> Aim: Omit every picture and write out the rest of the records exactly.

> Rows:
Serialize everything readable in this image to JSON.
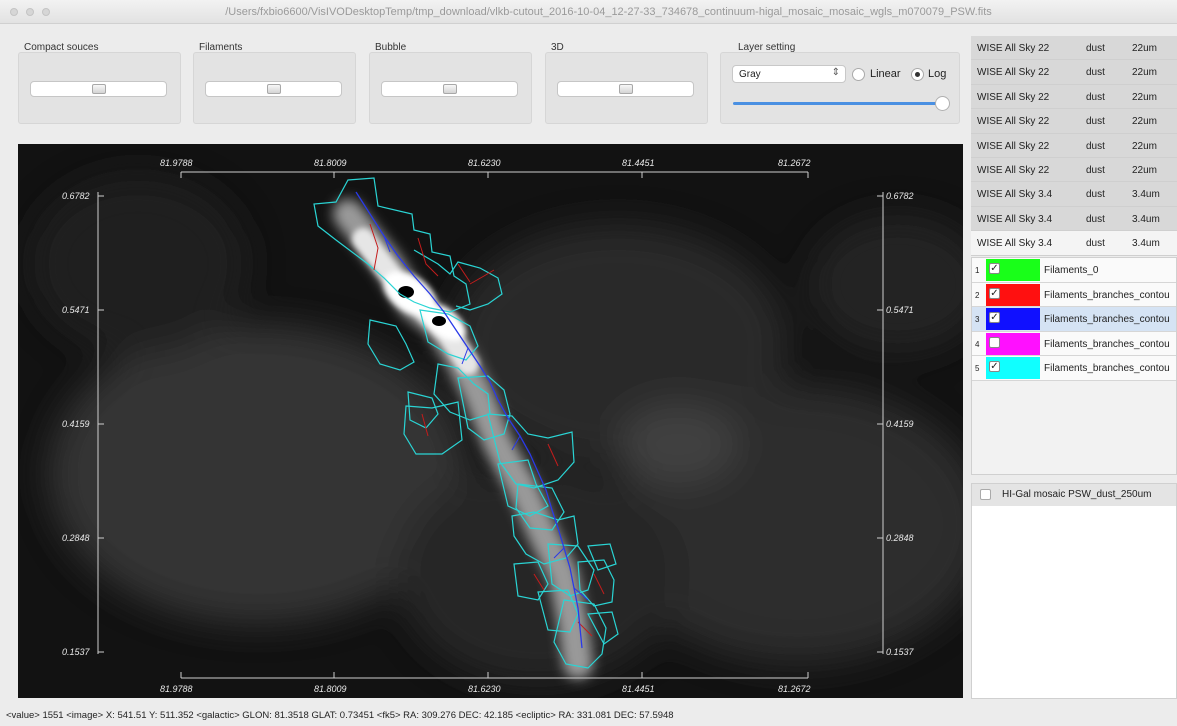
{
  "window": {
    "title": "/Users/fxbio6600/VisIVODesktopTemp/tmp_download/vlkb-cutout_2016-10-04_12-27-33_734678_continuum-higal_mosaic_mosaic_wgls_m070079_PSW.fits"
  },
  "controls": {
    "compact_sources_label": "Compact souces",
    "filaments_label": "Filaments",
    "bubble_label": "Bubble",
    "three_d_label": "3D",
    "layer_setting_label": "Layer setting",
    "colormap_value": "Gray",
    "linear_label": "Linear",
    "log_label": "Log",
    "scale_selected": "Log"
  },
  "viewer": {
    "top_ticks": [
      "81.9788",
      "81.8009",
      "81.6230",
      "81.4451",
      "81.2672"
    ],
    "bottom_ticks": [
      "81.9788",
      "81.8009",
      "81.6230",
      "81.4451",
      "81.2672"
    ],
    "left_ticks": [
      "0.6782",
      "0.5471",
      "0.4159",
      "0.2848",
      "0.1537"
    ],
    "right_ticks": [
      "0.6782",
      "0.5471",
      "0.4159",
      "0.2848",
      "0.1537"
    ]
  },
  "survey_table": {
    "rows": [
      {
        "survey": "WISE All Sky 22",
        "type": "dust",
        "band": "22um"
      },
      {
        "survey": "WISE All Sky 22",
        "type": "dust",
        "band": "22um"
      },
      {
        "survey": "WISE All Sky 22",
        "type": "dust",
        "band": "22um"
      },
      {
        "survey": "WISE All Sky 22",
        "type": "dust",
        "band": "22um"
      },
      {
        "survey": "WISE All Sky 22",
        "type": "dust",
        "band": "22um"
      },
      {
        "survey": "WISE All Sky 22",
        "type": "dust",
        "band": "22um"
      },
      {
        "survey": "WISE All Sky 3.4",
        "type": "dust",
        "band": "3.4um"
      },
      {
        "survey": "WISE All Sky 3.4",
        "type": "dust",
        "band": "3.4um"
      },
      {
        "survey": "WISE All Sky 3.4",
        "type": "dust",
        "band": "3.4um"
      }
    ]
  },
  "layers": {
    "items": [
      {
        "num": "1",
        "color": "#19ff19",
        "checked": true,
        "name": "Filaments_0"
      },
      {
        "num": "2",
        "color": "#ff1010",
        "checked": true,
        "name": "Filaments_branches_contou"
      },
      {
        "num": "3",
        "color": "#1010ff",
        "checked": true,
        "name": "Filaments_branches_contou"
      },
      {
        "num": "4",
        "color": "#ff10ff",
        "checked": false,
        "name": "Filaments_branches_contou"
      },
      {
        "num": "5",
        "color": "#10ffff",
        "checked": true,
        "name": "Filaments_branches_contou"
      }
    ]
  },
  "images": {
    "item": "HI-Gal mosaic PSW_dust_250um"
  },
  "status": {
    "text": "<value> 1551 <image> X: 541.51 Y: 511.352 <galactic> GLON: 81.3518 GLAT: 0.73451 <fk5> RA: 309.276 DEC: 42.185 <ecliptic> RA: 331.081 DEC: 57.5948"
  }
}
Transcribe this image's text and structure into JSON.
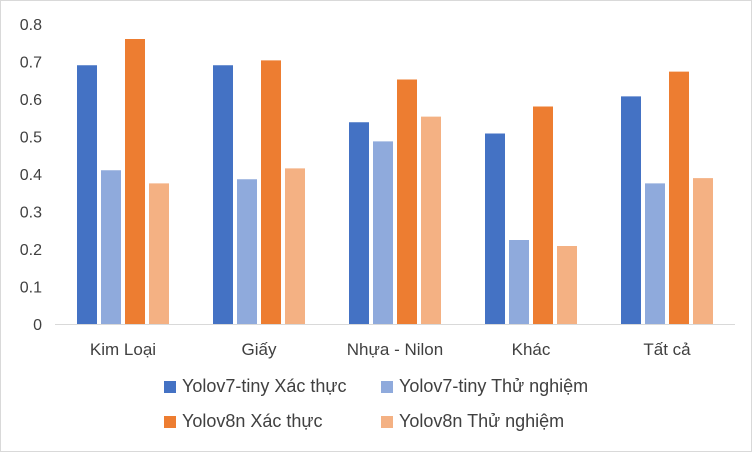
{
  "chart_data": {
    "type": "bar",
    "categories": [
      "Kim Loại",
      "Giấy",
      "Nhựa - Nilon",
      "Khác",
      "Tất cả"
    ],
    "series": [
      {
        "name": "Yolov7-tiny Xác thực",
        "color": "#4472C4",
        "values": [
          0.69,
          0.69,
          0.538,
          0.508,
          0.607
        ]
      },
      {
        "name": "Yolov7-tiny Thử nghiệm",
        "color": "#8FAADC",
        "values": [
          0.41,
          0.386,
          0.487,
          0.224,
          0.375
        ]
      },
      {
        "name": "Yolov8n Xác thực",
        "color": "#ED7D31",
        "values": [
          0.76,
          0.703,
          0.652,
          0.58,
          0.673
        ]
      },
      {
        "name": "Yolov8n Thử nghiệm",
        "color": "#F4B183",
        "values": [
          0.375,
          0.415,
          0.553,
          0.208,
          0.389
        ]
      }
    ],
    "yticks": [
      "0",
      "0.1",
      "0.2",
      "0.3",
      "0.4",
      "0.5",
      "0.6",
      "0.7",
      "0.8"
    ],
    "ylim": [
      0,
      0.8
    ],
    "title": "",
    "xlabel": "",
    "ylabel": "",
    "grid": false,
    "legend_position": "bottom"
  }
}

> Full response:
Serialize everything readable in this image to JSON.
{
  "window": {
    "title": "/Users/fxbio6600/VisIVODesktopTemp/tmp_download/vlkb-cutout_2016-10-04_12-27-33_734678_continuum-higal_mosaic_mosaic_wgls_m070079_PSW.fits"
  },
  "controls": {
    "compact_sources_label": "Compact souces",
    "filaments_label": "Filaments",
    "bubble_label": "Bubble",
    "three_d_label": "3D",
    "layer_setting_label": "Layer setting",
    "colormap_value": "Gray",
    "linear_label": "Linear",
    "log_label": "Log",
    "scale_selected": "Log"
  },
  "viewer": {
    "top_ticks": [
      "81.9788",
      "81.8009",
      "81.6230",
      "81.4451",
      "81.2672"
    ],
    "bottom_ticks": [
      "81.9788",
      "81.8009",
      "81.6230",
      "81.4451",
      "81.2672"
    ],
    "left_ticks": [
      "0.6782",
      "0.5471",
      "0.4159",
      "0.2848",
      "0.1537"
    ],
    "right_ticks": [
      "0.6782",
      "0.5471",
      "0.4159",
      "0.2848",
      "0.1537"
    ]
  },
  "survey_table": {
    "rows": [
      {
        "survey": "WISE All Sky 22",
        "type": "dust",
        "band": "22um"
      },
      {
        "survey": "WISE All Sky 22",
        "type": "dust",
        "band": "22um"
      },
      {
        "survey": "WISE All Sky 22",
        "type": "dust",
        "band": "22um"
      },
      {
        "survey": "WISE All Sky 22",
        "type": "dust",
        "band": "22um"
      },
      {
        "survey": "WISE All Sky 22",
        "type": "dust",
        "band": "22um"
      },
      {
        "survey": "WISE All Sky 22",
        "type": "dust",
        "band": "22um"
      },
      {
        "survey": "WISE All Sky 3.4",
        "type": "dust",
        "band": "3.4um"
      },
      {
        "survey": "WISE All Sky 3.4",
        "type": "dust",
        "band": "3.4um"
      },
      {
        "survey": "WISE All Sky 3.4",
        "type": "dust",
        "band": "3.4um"
      }
    ]
  },
  "layers": {
    "items": [
      {
        "num": "1",
        "color": "#19ff19",
        "checked": true,
        "name": "Filaments_0"
      },
      {
        "num": "2",
        "color": "#ff1010",
        "checked": true,
        "name": "Filaments_branches_contou"
      },
      {
        "num": "3",
        "color": "#1010ff",
        "checked": true,
        "name": "Filaments_branches_contou"
      },
      {
        "num": "4",
        "color": "#ff10ff",
        "checked": false,
        "name": "Filaments_branches_contou"
      },
      {
        "num": "5",
        "color": "#10ffff",
        "checked": true,
        "name": "Filaments_branches_contou"
      }
    ]
  },
  "images": {
    "item": "HI-Gal mosaic PSW_dust_250um"
  },
  "status": {
    "text": "<value> 1551 <image> X: 541.51 Y: 511.352 <galactic> GLON: 81.3518 GLAT: 0.73451 <fk5> RA: 309.276 DEC: 42.185 <ecliptic> RA: 331.081 DEC: 57.5948"
  }
}
Transcribe this image's text and structure into JSON.
{
  "chart_data": {
    "type": "bar",
    "categories": [
      "Kim Loại",
      "Giấy",
      "Nhựa - Nilon",
      "Khác",
      "Tất cả"
    ],
    "series": [
      {
        "name": "Yolov7-tiny Xác thực",
        "color": "#4472C4",
        "values": [
          0.69,
          0.69,
          0.538,
          0.508,
          0.607
        ]
      },
      {
        "name": "Yolov7-tiny Thử nghiệm",
        "color": "#8FAADC",
        "values": [
          0.41,
          0.386,
          0.487,
          0.224,
          0.375
        ]
      },
      {
        "name": "Yolov8n Xác thực",
        "color": "#ED7D31",
        "values": [
          0.76,
          0.703,
          0.652,
          0.58,
          0.673
        ]
      },
      {
        "name": "Yolov8n Thử nghiệm",
        "color": "#F4B183",
        "values": [
          0.375,
          0.415,
          0.553,
          0.208,
          0.389
        ]
      }
    ],
    "yticks": [
      "0",
      "0.1",
      "0.2",
      "0.3",
      "0.4",
      "0.5",
      "0.6",
      "0.7",
      "0.8"
    ],
    "ylim": [
      0,
      0.8
    ],
    "title": "",
    "xlabel": "",
    "ylabel": "",
    "grid": false,
    "legend_position": "bottom"
  }
}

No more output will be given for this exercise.